• _What the exercise asks_:
Copy out all lines where "entered" appears.

• _Exercise input_:

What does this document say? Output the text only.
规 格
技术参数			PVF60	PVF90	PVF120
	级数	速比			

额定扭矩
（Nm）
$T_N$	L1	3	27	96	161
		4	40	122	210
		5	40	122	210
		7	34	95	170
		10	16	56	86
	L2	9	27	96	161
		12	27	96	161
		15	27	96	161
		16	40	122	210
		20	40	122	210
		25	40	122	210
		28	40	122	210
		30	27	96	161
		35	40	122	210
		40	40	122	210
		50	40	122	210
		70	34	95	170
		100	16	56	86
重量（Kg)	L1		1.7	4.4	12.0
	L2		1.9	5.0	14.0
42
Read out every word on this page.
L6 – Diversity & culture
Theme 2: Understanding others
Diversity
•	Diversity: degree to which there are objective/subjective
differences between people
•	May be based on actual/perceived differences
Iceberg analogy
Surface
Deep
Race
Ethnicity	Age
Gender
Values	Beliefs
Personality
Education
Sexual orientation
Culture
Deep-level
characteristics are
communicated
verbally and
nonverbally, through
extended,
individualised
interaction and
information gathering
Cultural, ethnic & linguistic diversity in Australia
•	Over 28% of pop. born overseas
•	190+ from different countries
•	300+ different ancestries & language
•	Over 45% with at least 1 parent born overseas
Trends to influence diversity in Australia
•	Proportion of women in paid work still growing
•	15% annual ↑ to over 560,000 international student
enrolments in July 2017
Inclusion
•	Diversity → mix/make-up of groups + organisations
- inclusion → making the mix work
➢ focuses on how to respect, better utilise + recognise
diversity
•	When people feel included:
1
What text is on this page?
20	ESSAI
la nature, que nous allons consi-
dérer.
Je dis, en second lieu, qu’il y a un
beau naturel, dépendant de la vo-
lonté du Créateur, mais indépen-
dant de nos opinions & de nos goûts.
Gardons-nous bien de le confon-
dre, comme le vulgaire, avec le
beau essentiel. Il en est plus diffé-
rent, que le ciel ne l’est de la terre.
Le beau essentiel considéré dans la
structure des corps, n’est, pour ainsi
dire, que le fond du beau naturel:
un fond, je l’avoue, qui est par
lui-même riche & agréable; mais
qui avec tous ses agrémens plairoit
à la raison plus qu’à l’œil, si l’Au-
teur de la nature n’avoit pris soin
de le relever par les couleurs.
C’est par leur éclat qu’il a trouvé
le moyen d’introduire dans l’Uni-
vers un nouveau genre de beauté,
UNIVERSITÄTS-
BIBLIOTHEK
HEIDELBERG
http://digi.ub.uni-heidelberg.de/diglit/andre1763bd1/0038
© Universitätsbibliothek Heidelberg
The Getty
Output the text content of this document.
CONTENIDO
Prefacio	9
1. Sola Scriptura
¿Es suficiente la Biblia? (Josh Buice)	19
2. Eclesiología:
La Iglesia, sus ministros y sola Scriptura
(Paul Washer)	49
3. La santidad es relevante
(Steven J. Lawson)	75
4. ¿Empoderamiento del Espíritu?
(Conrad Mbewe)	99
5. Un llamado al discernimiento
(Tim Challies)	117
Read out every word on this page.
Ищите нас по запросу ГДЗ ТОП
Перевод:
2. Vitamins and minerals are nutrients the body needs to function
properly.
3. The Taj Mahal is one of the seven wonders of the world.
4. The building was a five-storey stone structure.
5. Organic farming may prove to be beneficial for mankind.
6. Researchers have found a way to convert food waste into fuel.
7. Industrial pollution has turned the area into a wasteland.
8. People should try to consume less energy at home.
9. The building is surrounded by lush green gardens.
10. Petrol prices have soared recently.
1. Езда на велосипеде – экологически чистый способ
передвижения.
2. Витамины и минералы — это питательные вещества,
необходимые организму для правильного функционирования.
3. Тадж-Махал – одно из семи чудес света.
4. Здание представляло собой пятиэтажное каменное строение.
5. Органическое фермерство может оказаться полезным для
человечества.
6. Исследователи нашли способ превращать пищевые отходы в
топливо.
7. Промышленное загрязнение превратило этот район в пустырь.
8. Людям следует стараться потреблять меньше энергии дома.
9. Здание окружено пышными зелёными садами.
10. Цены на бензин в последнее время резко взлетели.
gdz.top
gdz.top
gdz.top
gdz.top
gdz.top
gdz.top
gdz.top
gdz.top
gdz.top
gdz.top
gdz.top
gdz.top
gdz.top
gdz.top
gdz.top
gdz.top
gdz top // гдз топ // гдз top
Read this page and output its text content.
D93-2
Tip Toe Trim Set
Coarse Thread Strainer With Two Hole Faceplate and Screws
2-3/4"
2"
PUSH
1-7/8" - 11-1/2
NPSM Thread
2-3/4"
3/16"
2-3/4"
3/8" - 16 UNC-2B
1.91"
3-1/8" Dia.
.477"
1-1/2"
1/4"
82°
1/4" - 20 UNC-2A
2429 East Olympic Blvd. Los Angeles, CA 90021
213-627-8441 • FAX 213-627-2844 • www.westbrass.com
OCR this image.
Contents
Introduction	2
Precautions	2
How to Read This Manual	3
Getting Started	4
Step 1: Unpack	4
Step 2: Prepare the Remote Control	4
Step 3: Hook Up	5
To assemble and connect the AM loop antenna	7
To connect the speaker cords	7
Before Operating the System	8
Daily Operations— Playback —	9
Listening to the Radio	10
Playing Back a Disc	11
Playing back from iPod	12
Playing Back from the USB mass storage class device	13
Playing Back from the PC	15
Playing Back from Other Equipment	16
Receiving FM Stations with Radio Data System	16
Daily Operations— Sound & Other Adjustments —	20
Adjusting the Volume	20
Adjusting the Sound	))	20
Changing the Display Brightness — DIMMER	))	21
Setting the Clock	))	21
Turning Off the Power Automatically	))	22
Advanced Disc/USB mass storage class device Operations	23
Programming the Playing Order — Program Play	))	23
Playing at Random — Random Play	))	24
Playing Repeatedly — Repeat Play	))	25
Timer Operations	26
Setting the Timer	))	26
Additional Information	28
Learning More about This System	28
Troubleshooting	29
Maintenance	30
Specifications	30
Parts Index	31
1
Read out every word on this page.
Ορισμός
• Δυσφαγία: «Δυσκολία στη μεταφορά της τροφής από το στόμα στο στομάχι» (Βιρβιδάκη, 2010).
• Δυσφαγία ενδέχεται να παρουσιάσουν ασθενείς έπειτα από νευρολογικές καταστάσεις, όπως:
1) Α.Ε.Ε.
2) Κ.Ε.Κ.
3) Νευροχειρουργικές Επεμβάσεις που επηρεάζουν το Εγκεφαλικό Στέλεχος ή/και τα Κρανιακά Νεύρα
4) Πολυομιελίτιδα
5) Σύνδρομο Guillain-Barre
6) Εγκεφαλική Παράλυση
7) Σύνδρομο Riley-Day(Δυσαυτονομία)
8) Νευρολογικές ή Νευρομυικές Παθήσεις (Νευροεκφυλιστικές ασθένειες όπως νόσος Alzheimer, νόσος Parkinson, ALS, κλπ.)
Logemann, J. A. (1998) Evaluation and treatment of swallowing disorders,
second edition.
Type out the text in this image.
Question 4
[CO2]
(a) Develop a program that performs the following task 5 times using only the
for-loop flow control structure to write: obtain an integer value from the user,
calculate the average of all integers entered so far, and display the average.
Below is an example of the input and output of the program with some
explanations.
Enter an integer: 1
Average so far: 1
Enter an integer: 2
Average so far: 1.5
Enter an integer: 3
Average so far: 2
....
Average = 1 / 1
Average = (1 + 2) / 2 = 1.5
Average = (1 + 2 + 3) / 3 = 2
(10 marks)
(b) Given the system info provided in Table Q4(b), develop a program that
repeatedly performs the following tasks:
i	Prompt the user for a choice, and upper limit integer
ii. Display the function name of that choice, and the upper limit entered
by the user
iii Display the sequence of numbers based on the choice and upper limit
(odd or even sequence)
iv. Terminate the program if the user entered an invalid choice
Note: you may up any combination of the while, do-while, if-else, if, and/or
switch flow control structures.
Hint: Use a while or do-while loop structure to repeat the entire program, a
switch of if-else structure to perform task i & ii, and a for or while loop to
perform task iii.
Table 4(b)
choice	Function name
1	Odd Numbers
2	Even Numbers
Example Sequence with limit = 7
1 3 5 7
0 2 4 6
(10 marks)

• _Exercise result_:
calculate the average of all integers entered so far, and display the average.
ii. Display the function name of that choice, and the upper limit entered
iv. Terminate the program if the user entered an invalid choice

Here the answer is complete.